> [WHAT IS REQUIRED] Where a line holds "this", copy it.

--- --- ---

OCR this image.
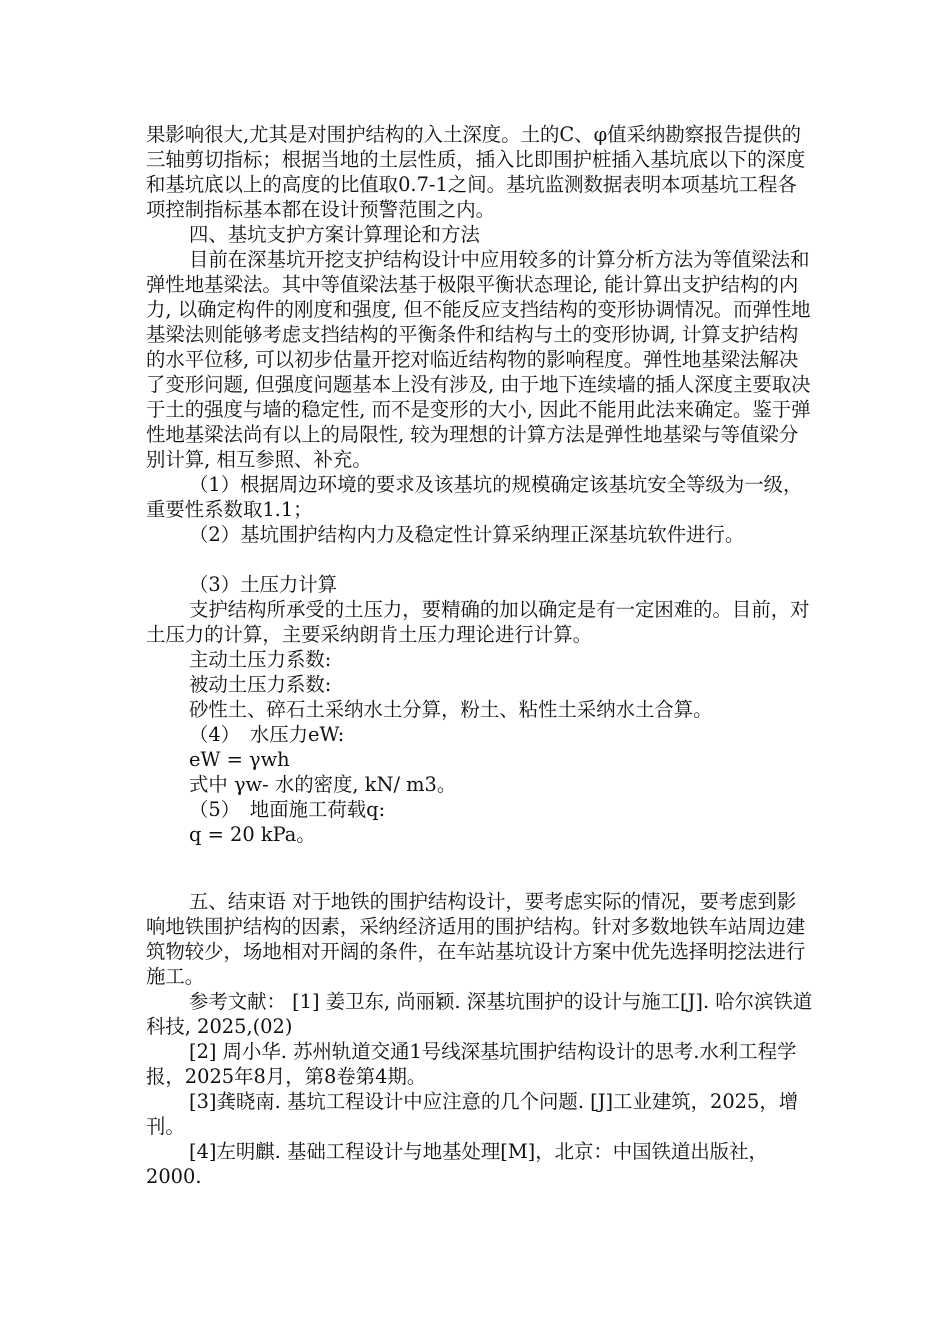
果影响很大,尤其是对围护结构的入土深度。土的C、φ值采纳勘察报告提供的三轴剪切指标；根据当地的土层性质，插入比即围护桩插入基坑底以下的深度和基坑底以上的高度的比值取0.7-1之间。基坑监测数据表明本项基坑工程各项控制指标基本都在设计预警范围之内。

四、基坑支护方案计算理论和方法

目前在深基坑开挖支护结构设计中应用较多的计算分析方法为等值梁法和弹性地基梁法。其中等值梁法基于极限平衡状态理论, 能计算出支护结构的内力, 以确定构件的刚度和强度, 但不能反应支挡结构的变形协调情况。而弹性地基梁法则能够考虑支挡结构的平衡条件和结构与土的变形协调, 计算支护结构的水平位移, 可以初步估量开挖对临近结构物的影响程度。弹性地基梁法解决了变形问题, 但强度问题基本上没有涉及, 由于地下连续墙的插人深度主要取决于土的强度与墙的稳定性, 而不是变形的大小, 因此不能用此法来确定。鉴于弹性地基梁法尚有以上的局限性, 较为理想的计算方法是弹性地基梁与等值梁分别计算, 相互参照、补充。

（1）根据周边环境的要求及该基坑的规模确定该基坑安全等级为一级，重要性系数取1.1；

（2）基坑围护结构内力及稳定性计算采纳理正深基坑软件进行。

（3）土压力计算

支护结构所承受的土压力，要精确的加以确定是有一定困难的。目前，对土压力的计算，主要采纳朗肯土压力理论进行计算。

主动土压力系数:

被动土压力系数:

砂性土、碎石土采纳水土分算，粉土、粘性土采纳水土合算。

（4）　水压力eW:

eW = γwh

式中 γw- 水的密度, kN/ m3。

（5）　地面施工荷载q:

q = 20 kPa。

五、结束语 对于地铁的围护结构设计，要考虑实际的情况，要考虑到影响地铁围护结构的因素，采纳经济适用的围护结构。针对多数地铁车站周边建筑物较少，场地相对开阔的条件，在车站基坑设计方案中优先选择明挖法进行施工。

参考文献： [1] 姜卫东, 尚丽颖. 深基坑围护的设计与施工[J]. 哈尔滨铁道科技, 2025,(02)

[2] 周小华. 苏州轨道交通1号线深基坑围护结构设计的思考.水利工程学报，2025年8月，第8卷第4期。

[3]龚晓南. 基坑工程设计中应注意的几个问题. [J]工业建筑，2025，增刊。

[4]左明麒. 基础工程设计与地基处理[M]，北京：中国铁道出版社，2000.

--- --- ---

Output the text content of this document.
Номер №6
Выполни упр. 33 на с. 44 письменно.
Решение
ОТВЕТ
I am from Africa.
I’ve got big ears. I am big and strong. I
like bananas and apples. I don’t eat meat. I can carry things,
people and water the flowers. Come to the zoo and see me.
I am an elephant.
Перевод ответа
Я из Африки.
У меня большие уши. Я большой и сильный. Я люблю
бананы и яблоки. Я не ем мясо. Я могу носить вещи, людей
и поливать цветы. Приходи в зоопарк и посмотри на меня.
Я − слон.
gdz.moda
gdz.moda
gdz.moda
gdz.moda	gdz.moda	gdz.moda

--- --- ---

> [RESULT]
OCR this image.
Output the text content of this document.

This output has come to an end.